### TASK INSTRUCTIONS
Print every record below exactly as written.

### DATA SECTION

────────

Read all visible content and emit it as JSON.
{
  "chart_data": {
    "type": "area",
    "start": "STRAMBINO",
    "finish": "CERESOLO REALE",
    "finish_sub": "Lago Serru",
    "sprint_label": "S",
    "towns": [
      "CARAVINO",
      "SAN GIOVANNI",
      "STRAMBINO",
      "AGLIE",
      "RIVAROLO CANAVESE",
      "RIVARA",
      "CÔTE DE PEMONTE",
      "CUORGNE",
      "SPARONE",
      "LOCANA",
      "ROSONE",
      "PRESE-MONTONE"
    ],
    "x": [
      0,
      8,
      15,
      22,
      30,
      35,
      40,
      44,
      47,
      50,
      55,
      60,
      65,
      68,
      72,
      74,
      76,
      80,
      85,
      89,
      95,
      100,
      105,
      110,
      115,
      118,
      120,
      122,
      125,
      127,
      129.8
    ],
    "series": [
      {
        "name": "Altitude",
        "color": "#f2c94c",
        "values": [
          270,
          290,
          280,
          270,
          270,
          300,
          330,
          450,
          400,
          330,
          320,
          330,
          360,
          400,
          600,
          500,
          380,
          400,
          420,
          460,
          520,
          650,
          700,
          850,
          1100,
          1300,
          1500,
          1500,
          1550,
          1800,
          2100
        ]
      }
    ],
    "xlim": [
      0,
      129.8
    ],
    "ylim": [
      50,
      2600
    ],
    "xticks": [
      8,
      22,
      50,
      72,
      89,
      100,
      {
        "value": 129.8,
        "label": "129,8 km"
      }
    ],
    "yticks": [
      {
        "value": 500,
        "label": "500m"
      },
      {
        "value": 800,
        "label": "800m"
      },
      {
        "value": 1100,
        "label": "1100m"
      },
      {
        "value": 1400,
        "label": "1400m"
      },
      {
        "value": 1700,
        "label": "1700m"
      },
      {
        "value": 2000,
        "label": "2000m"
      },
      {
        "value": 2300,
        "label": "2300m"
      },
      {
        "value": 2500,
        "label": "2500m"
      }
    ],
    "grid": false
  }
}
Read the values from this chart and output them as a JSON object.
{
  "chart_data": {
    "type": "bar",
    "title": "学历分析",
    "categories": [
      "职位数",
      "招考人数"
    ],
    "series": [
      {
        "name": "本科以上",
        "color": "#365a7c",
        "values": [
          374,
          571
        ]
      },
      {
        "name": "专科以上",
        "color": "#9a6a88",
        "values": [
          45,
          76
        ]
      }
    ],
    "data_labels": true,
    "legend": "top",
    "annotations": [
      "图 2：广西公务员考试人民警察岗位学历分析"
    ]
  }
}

────────

### ANSWER TO THIS TASK
Read all visible content and emit it as JSON.
{
  "chart_data": {
    "type": "area",
    "start": "STRAMBINO",
    "finish": "CERESOLO REALE",
    "finish_sub": "Lago Serru",
    "sprint_label": "S",
    "towns": [
      "CARAVINO",
      "SAN GIOVANNI",
      "STRAMBINO",
      "AGLIE",
      "RIVAROLO CANAVESE",
      "RIVARA",
      "CÔTE DE PEMONTE",
      "CUORGNE",
      "SPARONE",
      "LOCANA",
      "ROSONE",
      "PRESE-MONTONE"
    ],
    "x": [
      0,
      8,
      15,
      22,
      30,
      35,
      40,
      44,
      47,
      50,
      55,
      60,
      65,
      68,
      72,
      74,
      76,
      80,
      85,
      89,
      95,
      100,
      105,
      110,
      115,
      118,
      120,
      122,
      125,
      127,
      129.8
    ],
    "series": [
      {
        "name": "Altitude",
        "color": "#f2c94c",
        "values": [
          270,
          290,
          280,
          270,
          270,
          300,
          330,
          450,
          400,
          330,
          320,
          330,
          360,
          400,
          600,
          500,
          380,
          400,
          420,
          460,
          520,
          650,
          700,
          850,
          1100,
          1300,
          1500,
          1500,
          1550,
          1800,
          2100
        ]
      }
    ],
    "xlim": [
      0,
      129.8
    ],
    "ylim": [
      50,
      2600
    ],
    "xticks": [
      8,
      22,
      50,
      72,
      89,
      100,
      {
        "value": 129.8,
        "label": "129,8 km"
      }
    ],
    "yticks": [
      {
        "value": 500,
        "label": "500m"
      },
      {
        "value": 800,
        "label": "800m"
      },
      {
        "value": 1100,
        "label": "1100m"
      },
      {
        "value": 1400,
        "label": "1400m"
      },
      {
        "value": 1700,
        "label": "1700m"
      },
      {
        "value": 2000,
        "label": "2000m"
      },
      {
        "value": 2300,
        "label": "2300m"
      },
      {
        "value": 2500,
        "label": "2500m"
      }
    ],
    "grid": false
  }
}
Read the values from this chart and output them as a JSON object.
{
  "chart_data": {
    "type": "bar",
    "title": "学历分析",
    "categories": [
      "职位数",
      "招考人数"
    ],
    "series": [
      {
        "name": "本科以上",
        "color": "#365a7c",
        "values": [
          374,
          571
        ]
      },
      {
        "name": "专科以上",
        "color": "#9a6a88",
        "values": [
          45,
          76
        ]
      }
    ],
    "data_labels": true,
    "legend": "top",
    "annotations": [
      "图 2：广西公务员考试人民警察岗位学历分析"
    ]
  }
}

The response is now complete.